§ **Task directions**:
Select the lines that hold the word "ylabel" and copy each one.

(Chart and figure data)
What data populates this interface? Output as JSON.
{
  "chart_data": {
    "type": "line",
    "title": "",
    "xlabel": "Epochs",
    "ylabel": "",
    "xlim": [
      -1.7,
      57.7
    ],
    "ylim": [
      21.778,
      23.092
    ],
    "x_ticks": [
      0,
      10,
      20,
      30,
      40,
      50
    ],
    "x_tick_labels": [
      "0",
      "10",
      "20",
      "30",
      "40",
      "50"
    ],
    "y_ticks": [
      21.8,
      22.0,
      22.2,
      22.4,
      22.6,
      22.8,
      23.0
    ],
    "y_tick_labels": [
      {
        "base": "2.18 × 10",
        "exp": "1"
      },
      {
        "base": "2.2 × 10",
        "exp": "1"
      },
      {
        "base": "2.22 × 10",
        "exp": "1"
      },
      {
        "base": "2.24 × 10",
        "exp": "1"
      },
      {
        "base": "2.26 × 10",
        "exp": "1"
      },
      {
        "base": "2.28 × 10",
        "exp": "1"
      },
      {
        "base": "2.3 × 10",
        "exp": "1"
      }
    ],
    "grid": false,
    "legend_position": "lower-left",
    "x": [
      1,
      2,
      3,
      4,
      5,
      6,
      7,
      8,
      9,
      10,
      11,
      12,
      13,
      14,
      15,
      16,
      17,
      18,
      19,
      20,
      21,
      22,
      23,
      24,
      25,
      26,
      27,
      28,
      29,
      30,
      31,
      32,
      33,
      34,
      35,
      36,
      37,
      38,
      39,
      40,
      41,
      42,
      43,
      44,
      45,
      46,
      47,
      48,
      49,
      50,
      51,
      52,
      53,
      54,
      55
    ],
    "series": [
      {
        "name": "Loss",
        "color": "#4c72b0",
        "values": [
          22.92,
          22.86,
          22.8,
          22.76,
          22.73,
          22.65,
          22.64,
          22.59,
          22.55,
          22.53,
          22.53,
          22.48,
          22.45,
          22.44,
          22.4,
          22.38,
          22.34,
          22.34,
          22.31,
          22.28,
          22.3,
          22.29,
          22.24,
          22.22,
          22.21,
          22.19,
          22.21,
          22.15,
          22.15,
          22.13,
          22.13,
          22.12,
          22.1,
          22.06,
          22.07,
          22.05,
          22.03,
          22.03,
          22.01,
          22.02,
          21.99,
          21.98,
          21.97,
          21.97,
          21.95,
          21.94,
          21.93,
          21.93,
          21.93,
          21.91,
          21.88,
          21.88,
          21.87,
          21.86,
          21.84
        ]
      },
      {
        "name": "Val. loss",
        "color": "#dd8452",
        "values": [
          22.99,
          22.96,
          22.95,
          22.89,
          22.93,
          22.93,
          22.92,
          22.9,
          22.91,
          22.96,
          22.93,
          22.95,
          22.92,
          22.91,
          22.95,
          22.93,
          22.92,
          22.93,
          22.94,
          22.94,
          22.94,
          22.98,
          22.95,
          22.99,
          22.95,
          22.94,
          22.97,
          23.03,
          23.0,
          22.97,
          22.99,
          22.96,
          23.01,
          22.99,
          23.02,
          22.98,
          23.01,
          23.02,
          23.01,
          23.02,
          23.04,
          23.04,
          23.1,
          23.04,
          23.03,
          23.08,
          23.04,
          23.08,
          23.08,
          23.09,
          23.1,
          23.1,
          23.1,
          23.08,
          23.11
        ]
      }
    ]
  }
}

--

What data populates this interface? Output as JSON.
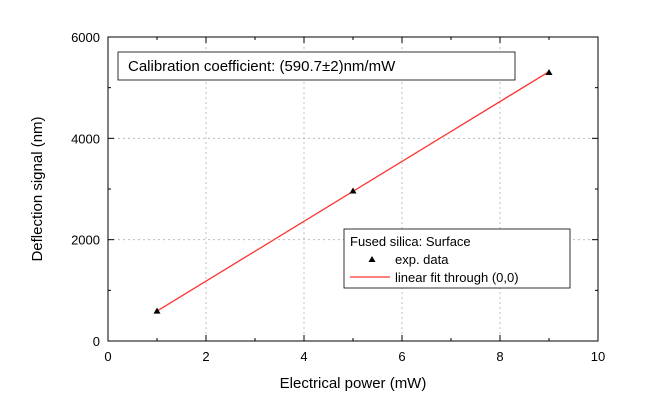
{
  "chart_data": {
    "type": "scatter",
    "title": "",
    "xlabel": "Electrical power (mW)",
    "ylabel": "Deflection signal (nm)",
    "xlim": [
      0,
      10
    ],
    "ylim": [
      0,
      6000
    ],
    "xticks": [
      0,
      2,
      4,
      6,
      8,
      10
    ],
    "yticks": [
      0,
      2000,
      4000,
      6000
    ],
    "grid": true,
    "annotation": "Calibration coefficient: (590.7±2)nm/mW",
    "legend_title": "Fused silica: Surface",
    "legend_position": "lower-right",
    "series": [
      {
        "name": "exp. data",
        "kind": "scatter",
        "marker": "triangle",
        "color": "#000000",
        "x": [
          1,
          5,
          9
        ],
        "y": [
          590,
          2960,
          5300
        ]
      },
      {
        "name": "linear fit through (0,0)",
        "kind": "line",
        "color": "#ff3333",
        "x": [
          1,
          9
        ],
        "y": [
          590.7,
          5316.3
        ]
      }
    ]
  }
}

§ **Answer to the task**:
    "ylabel": "",
    "ylabel": "Deflection signal (nm)",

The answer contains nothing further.